→ Do this: Take the entries below and reproduce them word for word.

→ Dataset content:
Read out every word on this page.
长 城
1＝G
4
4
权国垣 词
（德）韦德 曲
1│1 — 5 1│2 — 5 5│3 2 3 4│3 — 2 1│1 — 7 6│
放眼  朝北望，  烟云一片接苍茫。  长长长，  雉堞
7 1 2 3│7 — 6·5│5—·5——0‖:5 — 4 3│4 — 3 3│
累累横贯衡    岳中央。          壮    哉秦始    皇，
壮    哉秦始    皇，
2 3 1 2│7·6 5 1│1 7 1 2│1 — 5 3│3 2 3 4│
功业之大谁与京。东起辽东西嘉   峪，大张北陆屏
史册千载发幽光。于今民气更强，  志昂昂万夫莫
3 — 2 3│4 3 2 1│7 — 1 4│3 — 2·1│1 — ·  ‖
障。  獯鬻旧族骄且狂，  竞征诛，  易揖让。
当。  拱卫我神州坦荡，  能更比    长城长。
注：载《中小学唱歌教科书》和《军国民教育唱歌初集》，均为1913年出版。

→ Answer to the exercise:
Read out every word on this page.
长 城
1＝G
4
4
权国垣 词
（德）韦德 曲
1│1 — 5 1│2 — 5 5│3 2 3 4│3 — 2 1│1 — 7 6│
放眼  朝北望，  烟云一片接苍茫。  长长长，  雉堞
7 1 2 3│7 — 6·5│5—·5——0‖:5 — 4 3│4 — 3 3│
累累横贯衡    岳中央。          壮    哉秦始    皇，
壮    哉秦始    皇，
2 3 1 2│7·6 5 1│1 7 1 2│1 — 5 3│3 2 3 4│
功业之大谁与京。东起辽东西嘉   峪，大张北陆屏
史册千载发幽光。于今民气更强，  志昂昂万夫莫
3 — 2 3│4 3 2 1│7 — 1 4│3 — 2·1│1 — ·  ‖
障。  獯鬻旧族骄且狂，  竞征诛，  易揖让。
当。  拱卫我神州坦荡，  能更比    长城长。
注：载《中小学唱歌教科书》和《军国民教育唱歌初集》，均为1913年出版。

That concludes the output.